DATA EXCERPTS:
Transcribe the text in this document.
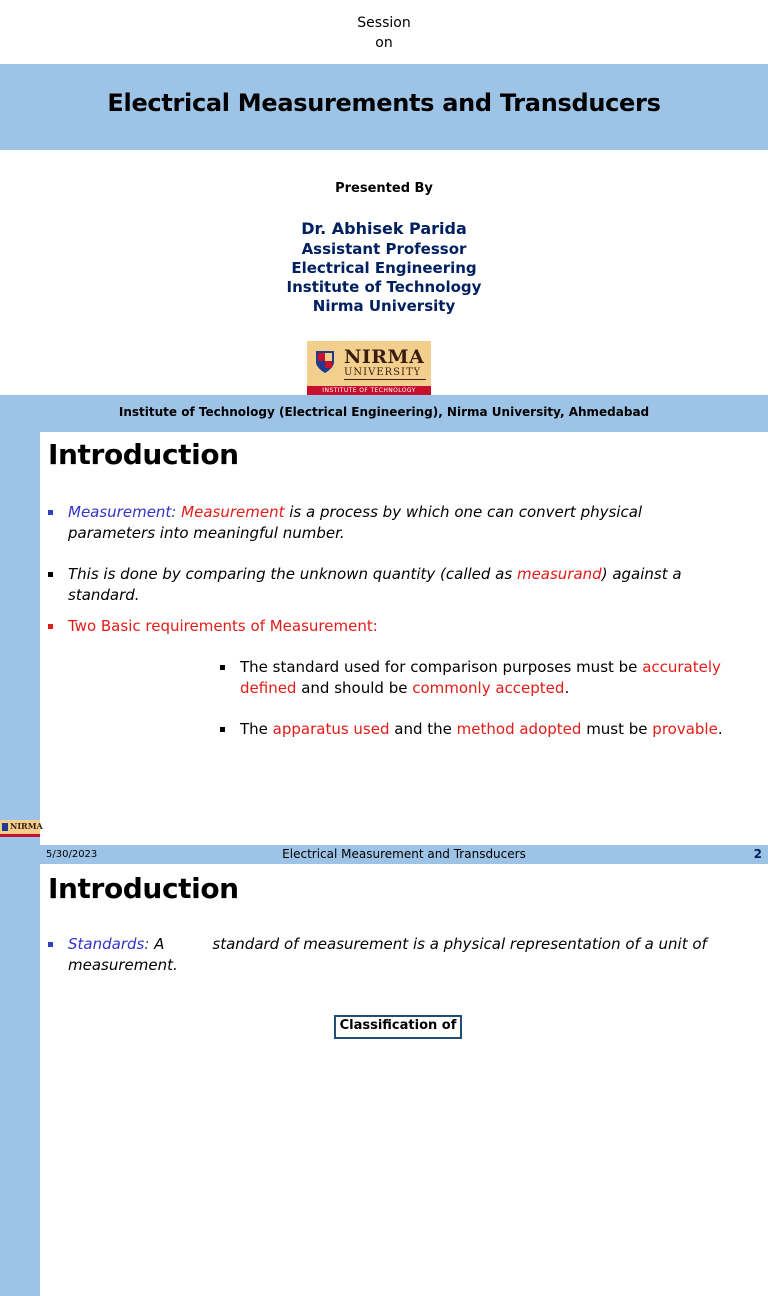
Session
on
Electrical Measurements and Transducers
Presented By
Dr. Abhisek Parida
Assistant Professor
Electrical Engineering
Institute of Technology
Nirma University
NIRMA
UNIVERSITY
INSTITUTE OF TECHNOLOGY
Institute of Technology (Electrical Engineering), Nirma University, Ahmedabad
Introduction
Measurement: Measurement is a process by which one can convert physical
parameters into meaningful number.
This is done by comparing the unknown quantity (called as measurand) against a
standard.
Two Basic requirements of Measurement:
The standard used for comparison purposes must be accurately
defined and should be commonly accepted.
The apparatus used and the method adopted must be provable.
NIRMA
5/30/2023	Electrical Measurement and Transducers	2
Introduction
Standards: A	standard of measurement is a physical representation of a unit of
measurement.
Classification of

REQUIRED TASK:
The records above are to be restated exactly, without their pictures.

COMPLETE ANSWER:
Transcribe the text in this document.
Session
on
Electrical Measurements and Transducers
Presented By
Dr. Abhisek Parida
Assistant Professor
Electrical Engineering
Institute of Technology
Nirma University
NIRMA
UNIVERSITY
INSTITUTE OF TECHNOLOGY
Institute of Technology (Electrical Engineering), Nirma University, Ahmedabad
Introduction
Measurement: Measurement is a process by which one can convert physical
parameters into meaningful number.
This is done by comparing the unknown quantity (called as measurand) against a
standard.
Two Basic requirements of Measurement:
The standard used for comparison purposes must be accurately
defined and should be commonly accepted.
The apparatus used and the method adopted must be provable.
NIRMA
5/30/2023	Electrical Measurement and Transducers	2
Introduction
Standards: A	standard of measurement is a physical representation of a unit of
measurement.
Classification of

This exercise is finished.